• TASK INSTRUCTIONS: Wherever the word "being" appears in the entries, copy the whole line.

[start of RECORDS FOR THIS EXERCISE]

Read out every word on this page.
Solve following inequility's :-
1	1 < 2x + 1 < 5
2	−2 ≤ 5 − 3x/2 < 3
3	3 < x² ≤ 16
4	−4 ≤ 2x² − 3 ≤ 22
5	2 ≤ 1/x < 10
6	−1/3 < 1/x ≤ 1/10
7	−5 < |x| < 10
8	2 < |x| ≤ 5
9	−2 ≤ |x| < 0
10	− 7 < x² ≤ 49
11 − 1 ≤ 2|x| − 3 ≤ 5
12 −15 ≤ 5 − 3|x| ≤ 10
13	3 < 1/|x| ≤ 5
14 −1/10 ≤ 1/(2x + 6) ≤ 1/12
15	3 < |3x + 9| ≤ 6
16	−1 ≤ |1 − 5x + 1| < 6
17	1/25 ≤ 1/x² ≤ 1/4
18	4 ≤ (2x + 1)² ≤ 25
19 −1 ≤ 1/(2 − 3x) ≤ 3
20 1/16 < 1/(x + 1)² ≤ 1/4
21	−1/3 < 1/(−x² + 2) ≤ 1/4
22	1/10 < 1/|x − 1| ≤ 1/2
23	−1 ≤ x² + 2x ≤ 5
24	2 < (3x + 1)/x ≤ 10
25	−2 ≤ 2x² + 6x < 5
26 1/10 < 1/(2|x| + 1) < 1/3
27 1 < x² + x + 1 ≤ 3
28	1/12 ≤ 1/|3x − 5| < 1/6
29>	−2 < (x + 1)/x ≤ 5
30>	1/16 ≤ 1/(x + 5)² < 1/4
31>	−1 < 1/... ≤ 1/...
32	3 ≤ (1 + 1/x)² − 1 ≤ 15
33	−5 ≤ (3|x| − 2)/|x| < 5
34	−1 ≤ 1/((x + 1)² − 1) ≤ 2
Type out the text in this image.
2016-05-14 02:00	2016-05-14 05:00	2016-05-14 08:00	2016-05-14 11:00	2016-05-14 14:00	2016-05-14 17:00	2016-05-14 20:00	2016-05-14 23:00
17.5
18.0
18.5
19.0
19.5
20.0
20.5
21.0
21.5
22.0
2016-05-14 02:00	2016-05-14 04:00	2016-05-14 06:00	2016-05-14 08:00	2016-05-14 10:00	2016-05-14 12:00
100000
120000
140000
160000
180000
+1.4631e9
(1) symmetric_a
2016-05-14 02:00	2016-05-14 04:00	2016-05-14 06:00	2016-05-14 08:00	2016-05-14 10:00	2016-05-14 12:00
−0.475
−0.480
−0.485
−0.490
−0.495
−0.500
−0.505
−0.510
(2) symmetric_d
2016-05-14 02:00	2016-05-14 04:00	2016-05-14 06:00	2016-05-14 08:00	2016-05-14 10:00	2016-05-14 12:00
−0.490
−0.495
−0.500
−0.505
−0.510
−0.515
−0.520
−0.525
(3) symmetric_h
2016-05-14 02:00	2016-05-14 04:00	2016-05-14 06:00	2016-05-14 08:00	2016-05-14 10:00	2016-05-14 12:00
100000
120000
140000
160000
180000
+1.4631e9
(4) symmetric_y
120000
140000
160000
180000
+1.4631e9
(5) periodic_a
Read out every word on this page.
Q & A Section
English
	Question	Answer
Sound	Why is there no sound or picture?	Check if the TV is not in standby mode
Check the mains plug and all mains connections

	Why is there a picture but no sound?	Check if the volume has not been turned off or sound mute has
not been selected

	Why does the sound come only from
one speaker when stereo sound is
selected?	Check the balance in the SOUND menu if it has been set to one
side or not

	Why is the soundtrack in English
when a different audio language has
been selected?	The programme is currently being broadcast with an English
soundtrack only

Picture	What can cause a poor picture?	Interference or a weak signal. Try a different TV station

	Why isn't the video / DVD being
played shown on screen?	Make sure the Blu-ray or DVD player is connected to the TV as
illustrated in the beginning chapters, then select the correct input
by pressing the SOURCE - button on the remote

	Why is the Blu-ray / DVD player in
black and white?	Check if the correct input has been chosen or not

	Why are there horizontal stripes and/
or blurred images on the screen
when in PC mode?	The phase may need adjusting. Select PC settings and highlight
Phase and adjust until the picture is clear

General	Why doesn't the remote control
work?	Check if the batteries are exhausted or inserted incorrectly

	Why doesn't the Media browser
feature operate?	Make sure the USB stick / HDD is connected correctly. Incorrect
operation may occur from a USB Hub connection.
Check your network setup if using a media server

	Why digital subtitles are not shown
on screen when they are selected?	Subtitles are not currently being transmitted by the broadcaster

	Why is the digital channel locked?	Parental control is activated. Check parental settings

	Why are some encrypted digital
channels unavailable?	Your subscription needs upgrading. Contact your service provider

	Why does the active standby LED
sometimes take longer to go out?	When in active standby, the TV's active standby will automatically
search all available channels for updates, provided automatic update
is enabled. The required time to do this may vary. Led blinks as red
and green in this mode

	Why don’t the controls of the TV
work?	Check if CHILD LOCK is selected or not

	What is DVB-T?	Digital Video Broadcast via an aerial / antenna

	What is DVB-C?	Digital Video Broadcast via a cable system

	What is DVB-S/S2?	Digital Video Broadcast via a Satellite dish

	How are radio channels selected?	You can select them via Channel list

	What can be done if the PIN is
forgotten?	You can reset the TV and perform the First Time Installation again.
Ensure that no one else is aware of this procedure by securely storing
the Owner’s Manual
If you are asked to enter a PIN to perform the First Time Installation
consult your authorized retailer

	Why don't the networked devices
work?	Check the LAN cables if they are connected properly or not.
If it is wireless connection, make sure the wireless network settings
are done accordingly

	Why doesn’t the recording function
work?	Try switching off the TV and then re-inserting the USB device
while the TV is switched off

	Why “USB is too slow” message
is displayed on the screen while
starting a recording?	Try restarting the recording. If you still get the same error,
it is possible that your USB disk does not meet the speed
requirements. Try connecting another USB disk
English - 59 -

[end of RECORDS FOR THIS EXERCISE]

• SOLUTION FOR THIS TASK:
been selected?	The programme is currently being broadcast with an English
	Why isn't the video / DVD being
on screen when they are selected?	Subtitles are not currently being transmitted by the broadcaster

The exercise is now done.